Only a number is wanted: how many lines in these records contain the word "마켓MAP"?

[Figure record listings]

▬▬▬▬▬▬

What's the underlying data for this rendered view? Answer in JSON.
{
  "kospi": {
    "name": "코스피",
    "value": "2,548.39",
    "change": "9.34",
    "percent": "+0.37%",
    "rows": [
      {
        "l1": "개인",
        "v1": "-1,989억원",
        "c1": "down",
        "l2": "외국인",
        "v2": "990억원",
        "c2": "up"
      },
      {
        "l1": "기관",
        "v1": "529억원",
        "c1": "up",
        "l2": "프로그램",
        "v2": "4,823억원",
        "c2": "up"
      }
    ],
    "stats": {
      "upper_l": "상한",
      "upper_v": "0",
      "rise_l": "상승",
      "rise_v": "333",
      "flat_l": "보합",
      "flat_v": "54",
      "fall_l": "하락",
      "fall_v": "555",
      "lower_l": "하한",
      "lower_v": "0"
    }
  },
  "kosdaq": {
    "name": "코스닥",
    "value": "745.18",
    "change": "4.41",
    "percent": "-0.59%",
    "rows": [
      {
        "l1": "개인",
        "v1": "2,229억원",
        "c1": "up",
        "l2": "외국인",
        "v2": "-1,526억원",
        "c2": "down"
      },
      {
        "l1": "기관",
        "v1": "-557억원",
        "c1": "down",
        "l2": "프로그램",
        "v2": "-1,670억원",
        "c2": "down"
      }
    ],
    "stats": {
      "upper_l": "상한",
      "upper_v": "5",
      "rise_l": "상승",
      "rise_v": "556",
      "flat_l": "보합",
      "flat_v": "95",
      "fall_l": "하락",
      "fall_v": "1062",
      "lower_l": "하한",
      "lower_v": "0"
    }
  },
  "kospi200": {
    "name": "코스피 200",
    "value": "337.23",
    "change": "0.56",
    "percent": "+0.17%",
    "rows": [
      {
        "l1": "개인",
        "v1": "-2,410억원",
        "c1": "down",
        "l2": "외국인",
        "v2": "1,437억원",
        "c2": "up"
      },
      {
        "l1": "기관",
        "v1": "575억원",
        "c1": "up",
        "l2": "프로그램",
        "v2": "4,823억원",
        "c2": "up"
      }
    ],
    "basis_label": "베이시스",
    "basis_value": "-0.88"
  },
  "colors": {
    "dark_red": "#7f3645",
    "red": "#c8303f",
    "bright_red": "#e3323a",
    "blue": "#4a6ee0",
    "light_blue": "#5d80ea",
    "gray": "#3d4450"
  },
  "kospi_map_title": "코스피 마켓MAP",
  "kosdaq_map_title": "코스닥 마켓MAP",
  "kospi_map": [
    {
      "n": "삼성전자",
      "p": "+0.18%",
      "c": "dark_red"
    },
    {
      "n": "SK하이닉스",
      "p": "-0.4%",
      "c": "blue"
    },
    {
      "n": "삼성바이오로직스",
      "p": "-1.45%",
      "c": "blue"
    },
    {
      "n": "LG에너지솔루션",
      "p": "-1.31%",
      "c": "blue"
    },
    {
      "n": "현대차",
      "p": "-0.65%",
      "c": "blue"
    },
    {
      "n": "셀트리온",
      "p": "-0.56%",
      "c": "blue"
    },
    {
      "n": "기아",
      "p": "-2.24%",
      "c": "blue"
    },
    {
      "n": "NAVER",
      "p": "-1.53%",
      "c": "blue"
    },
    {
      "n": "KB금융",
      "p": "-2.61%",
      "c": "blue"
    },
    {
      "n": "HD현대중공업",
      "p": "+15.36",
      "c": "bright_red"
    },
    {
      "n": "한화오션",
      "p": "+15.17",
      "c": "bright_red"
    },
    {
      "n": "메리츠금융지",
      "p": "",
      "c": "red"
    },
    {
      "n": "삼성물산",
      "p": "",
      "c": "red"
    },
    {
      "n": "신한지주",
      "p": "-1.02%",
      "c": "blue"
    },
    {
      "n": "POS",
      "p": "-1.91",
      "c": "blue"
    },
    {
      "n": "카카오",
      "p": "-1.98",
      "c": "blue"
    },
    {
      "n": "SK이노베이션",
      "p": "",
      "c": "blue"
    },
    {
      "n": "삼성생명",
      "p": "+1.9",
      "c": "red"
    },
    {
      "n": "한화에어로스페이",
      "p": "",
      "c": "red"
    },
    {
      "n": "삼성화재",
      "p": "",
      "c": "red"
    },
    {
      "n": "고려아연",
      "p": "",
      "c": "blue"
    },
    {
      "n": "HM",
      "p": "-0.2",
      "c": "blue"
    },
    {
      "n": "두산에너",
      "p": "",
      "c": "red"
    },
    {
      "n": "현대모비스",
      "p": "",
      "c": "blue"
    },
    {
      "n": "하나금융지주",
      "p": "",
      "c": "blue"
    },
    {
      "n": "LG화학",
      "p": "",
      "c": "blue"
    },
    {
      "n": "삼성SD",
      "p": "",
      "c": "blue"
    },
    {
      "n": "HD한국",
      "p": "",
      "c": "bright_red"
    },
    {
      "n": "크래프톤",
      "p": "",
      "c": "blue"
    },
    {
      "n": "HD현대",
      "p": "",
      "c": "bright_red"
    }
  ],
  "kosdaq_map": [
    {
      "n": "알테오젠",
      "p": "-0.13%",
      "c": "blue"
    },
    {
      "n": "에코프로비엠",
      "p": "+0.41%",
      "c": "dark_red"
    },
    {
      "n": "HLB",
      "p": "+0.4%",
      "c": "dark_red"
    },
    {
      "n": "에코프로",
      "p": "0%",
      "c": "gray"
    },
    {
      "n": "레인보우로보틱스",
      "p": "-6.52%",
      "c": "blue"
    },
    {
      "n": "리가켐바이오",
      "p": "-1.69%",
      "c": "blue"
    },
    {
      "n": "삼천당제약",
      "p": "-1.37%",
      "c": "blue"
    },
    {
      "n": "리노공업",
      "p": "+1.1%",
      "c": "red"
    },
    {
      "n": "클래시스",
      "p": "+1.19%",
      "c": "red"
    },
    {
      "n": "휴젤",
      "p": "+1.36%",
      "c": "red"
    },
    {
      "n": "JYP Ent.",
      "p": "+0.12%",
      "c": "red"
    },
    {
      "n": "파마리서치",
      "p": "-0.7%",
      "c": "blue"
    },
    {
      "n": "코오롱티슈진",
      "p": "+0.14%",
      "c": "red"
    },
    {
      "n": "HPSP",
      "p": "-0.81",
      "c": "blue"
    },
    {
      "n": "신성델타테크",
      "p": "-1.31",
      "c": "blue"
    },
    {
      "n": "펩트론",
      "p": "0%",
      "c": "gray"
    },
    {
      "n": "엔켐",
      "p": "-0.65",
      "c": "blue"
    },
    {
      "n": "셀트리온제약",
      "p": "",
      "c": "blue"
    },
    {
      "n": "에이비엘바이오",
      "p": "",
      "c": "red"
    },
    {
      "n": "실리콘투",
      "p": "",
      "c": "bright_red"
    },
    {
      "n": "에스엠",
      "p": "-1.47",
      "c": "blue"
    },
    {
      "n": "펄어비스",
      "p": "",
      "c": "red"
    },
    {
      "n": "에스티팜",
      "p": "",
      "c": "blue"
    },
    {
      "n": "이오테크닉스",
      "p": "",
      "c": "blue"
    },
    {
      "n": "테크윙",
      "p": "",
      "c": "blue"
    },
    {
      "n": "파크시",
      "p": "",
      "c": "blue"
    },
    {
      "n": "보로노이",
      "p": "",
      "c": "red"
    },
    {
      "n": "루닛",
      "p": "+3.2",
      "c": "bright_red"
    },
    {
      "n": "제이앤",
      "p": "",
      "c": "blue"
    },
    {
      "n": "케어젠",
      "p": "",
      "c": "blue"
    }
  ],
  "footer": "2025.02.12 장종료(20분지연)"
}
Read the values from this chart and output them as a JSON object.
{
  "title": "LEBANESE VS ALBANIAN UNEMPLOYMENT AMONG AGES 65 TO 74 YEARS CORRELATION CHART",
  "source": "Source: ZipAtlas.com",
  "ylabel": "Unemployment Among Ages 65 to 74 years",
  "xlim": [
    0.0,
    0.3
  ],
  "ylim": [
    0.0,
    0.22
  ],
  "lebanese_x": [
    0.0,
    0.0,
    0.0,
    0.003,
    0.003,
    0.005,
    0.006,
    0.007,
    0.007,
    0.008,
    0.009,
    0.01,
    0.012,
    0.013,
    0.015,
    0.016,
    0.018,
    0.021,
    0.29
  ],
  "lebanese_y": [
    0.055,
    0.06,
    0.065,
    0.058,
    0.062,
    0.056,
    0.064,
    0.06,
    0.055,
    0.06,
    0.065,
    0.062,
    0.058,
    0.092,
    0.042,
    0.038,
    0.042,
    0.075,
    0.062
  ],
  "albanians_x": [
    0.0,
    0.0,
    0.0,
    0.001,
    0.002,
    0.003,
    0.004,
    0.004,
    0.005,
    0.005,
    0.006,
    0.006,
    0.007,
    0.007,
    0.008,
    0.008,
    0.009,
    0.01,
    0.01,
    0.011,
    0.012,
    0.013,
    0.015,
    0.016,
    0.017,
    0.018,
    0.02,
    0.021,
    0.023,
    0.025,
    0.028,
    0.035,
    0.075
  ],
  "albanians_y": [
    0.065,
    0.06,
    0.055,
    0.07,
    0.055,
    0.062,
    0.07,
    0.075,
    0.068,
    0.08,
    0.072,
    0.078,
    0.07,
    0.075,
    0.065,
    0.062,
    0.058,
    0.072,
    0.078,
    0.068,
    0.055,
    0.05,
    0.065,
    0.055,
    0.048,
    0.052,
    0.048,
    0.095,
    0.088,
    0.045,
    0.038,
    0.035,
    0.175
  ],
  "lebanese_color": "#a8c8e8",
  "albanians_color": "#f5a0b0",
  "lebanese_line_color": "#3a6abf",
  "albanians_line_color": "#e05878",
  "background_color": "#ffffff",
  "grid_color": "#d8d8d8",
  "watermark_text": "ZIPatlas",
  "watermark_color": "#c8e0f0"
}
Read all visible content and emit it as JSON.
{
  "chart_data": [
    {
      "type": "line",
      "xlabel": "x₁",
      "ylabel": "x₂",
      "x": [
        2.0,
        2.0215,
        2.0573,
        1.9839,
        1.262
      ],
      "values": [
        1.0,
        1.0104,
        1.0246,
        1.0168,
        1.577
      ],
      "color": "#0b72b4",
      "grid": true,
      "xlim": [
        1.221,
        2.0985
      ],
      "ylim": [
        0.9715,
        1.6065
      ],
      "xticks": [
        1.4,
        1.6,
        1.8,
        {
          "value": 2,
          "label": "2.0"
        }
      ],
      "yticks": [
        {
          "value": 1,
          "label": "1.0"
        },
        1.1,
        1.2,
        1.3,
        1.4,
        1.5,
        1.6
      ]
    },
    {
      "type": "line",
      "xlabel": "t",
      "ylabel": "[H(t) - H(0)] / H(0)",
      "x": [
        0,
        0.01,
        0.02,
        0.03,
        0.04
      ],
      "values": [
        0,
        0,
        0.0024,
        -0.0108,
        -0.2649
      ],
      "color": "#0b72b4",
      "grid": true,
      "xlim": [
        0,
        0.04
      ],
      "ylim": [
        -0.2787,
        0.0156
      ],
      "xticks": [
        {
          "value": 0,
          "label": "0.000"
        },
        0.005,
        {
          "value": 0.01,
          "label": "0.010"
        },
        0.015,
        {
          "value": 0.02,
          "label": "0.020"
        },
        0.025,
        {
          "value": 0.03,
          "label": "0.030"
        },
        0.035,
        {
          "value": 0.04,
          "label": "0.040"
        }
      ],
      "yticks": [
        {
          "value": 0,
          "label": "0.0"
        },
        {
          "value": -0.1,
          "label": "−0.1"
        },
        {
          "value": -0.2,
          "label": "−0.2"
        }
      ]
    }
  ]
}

▬▬▬▬▬▬

* [Right answer]: 2